Task details: From the listing below, return each line that includes "count".

Figure record extracts
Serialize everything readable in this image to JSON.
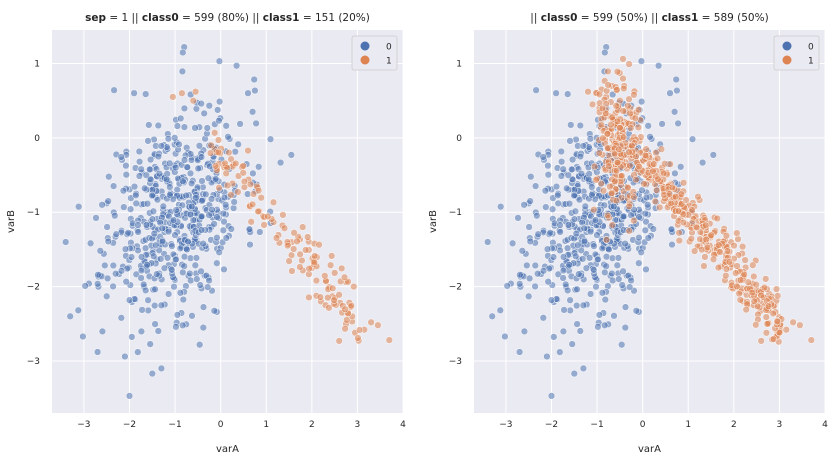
{
  "colors": {
    "class0": "#4c72b0",
    "class1": "#dd8452",
    "panel_bg": "#eaeaf2",
    "grid": "#ffffff"
  },
  "chart_data": [
    {
      "type": "scatter",
      "title_parts": {
        "p1_bold": "sep",
        "p1": " = 1 || ",
        "p2_bold": "class0",
        "p2": " = 599 (80%)  || ",
        "p3_bold": "class1",
        "p3": " = 151 (20%)"
      },
      "xlabel": "varA",
      "ylabel": "varB",
      "xlim": [
        -3.7,
        4.0
      ],
      "ylim": [
        -3.7,
        1.45
      ],
      "xticks": [
        -3,
        -2,
        -1,
        0,
        1,
        2,
        3,
        4
      ],
      "yticks": [
        -3,
        -2,
        -1,
        0,
        1
      ],
      "xtick_labels": [
        "−3",
        "−2",
        "−1",
        "0",
        "1",
        "2",
        "3",
        "4"
      ],
      "ytick_labels": [
        "−3",
        "−2",
        "−1",
        "0",
        "1"
      ],
      "legend": {
        "position": "top-right",
        "entries": [
          "0",
          "1"
        ]
      },
      "series": [
        {
          "name": "0",
          "count": 599,
          "seed": 11,
          "center": [
            -1.0,
            -1.0
          ],
          "spread": [
            0.75,
            0.68
          ],
          "points": [
            [
              -0.8,
              1.22
            ],
            [
              0.35,
              0.97
            ],
            [
              -3.4,
              -1.4
            ],
            [
              -3.3,
              -2.4
            ],
            [
              -2.0,
              -3.47
            ],
            [
              -1.3,
              -3.1
            ],
            [
              -2.7,
              -2.88
            ],
            [
              -2.1,
              -2.94
            ],
            [
              1.55,
              -0.23
            ],
            [
              0.7,
              0.35
            ],
            [
              0.6,
              0.6
            ],
            [
              -1.9,
              0.6
            ],
            [
              -2.5,
              -0.88
            ],
            [
              -2.6,
              -0.9
            ]
          ]
        },
        {
          "name": "1",
          "count": 151,
          "seed": 23,
          "center": [
            0.9,
            -1.0
          ],
          "spread": [
            0.75,
            0.45
          ],
          "points": [
            [
              3.7,
              -2.72
            ],
            [
              3.45,
              -2.52
            ],
            [
              3.15,
              -2.58
            ],
            [
              3.3,
              -2.48
            ],
            [
              2.95,
              -2.62
            ],
            [
              2.75,
              -2.5
            ],
            [
              2.6,
              -2.73
            ],
            [
              2.62,
              -2.22
            ],
            [
              2.68,
              -2.26
            ],
            [
              2.2,
              -2.2
            ],
            [
              2.3,
              -2.25
            ],
            [
              2.1,
              -1.92
            ],
            [
              1.8,
              -1.2
            ],
            [
              2.0,
              -1.75
            ],
            [
              -0.55,
              0.62
            ],
            [
              -0.85,
              0.6
            ],
            [
              -1.05,
              0.55
            ],
            [
              -0.6,
              0.5
            ]
          ]
        }
      ]
    },
    {
      "type": "scatter",
      "title_parts": {
        "p1_bold": "",
        "p1": "|| ",
        "p2_bold": "class0",
        "p2": " = 599 (50%)  || ",
        "p3_bold": "class1",
        "p3": " = 589 (50%)"
      },
      "xlabel": "varA",
      "ylabel": "varB",
      "xlim": [
        -3.7,
        4.0
      ],
      "ylim": [
        -3.7,
        1.45
      ],
      "xticks": [
        -3,
        -2,
        -1,
        0,
        1,
        2,
        3,
        4
      ],
      "yticks": [
        -3,
        -2,
        -1,
        0,
        1
      ],
      "xtick_labels": [
        "−3",
        "−2",
        "−1",
        "0",
        "1",
        "2",
        "3",
        "4"
      ],
      "ytick_labels": [
        "−3",
        "−2",
        "−1",
        "0",
        "1"
      ],
      "legend": {
        "position": "top-right",
        "entries": [
          "0",
          "1"
        ]
      },
      "series": [
        {
          "name": "0",
          "count": 599,
          "seed": 11,
          "center": [
            -1.0,
            -1.0
          ],
          "spread": [
            0.75,
            0.68
          ],
          "points": [
            [
              -0.8,
              1.22
            ],
            [
              0.35,
              0.97
            ],
            [
              -3.4,
              -1.4
            ],
            [
              -3.3,
              -2.4
            ],
            [
              -2.0,
              -3.47
            ],
            [
              -1.3,
              -3.1
            ],
            [
              -2.7,
              -2.88
            ],
            [
              -2.1,
              -2.94
            ],
            [
              1.55,
              -0.23
            ],
            [
              0.7,
              0.35
            ],
            [
              0.6,
              0.6
            ],
            [
              -1.9,
              0.6
            ],
            [
              -2.5,
              -0.88
            ],
            [
              -2.6,
              -0.9
            ]
          ]
        },
        {
          "name": "1",
          "count": 589,
          "seed": 37,
          "center": [
            0.6,
            -0.7
          ],
          "spread": [
            0.8,
            0.55
          ],
          "points": [
            [
              3.7,
              -2.72
            ],
            [
              3.45,
              -2.52
            ],
            [
              3.15,
              -2.58
            ],
            [
              3.3,
              -2.48
            ],
            [
              2.95,
              -2.62
            ],
            [
              2.75,
              -2.5
            ],
            [
              2.6,
              -2.73
            ],
            [
              2.62,
              -2.22
            ],
            [
              2.68,
              -2.26
            ],
            [
              2.2,
              -2.2
            ],
            [
              2.3,
              -2.25
            ],
            [
              2.1,
              -1.92
            ],
            [
              -0.9,
              0.65
            ],
            [
              -1.0,
              0.6
            ],
            [
              -0.8,
              0.55
            ],
            [
              -1.2,
              0.62
            ],
            [
              -0.7,
              0.48
            ],
            [
              -0.5,
              0.5
            ],
            [
              -0.3,
              0.52
            ],
            [
              -1.1,
              0.45
            ],
            [
              -0.95,
              0.4
            ]
          ]
        }
      ]
    }
  ]
}
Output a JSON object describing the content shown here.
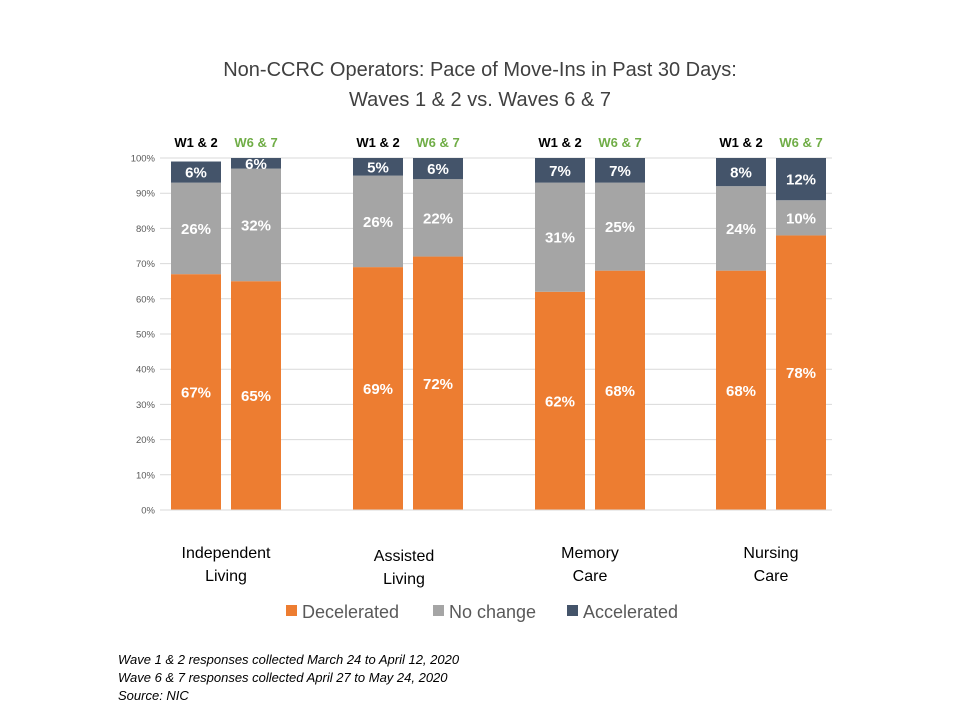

Result of the exercise:
          "count": 599,
          "count": 151,
          "count": 599,
          "count": 589,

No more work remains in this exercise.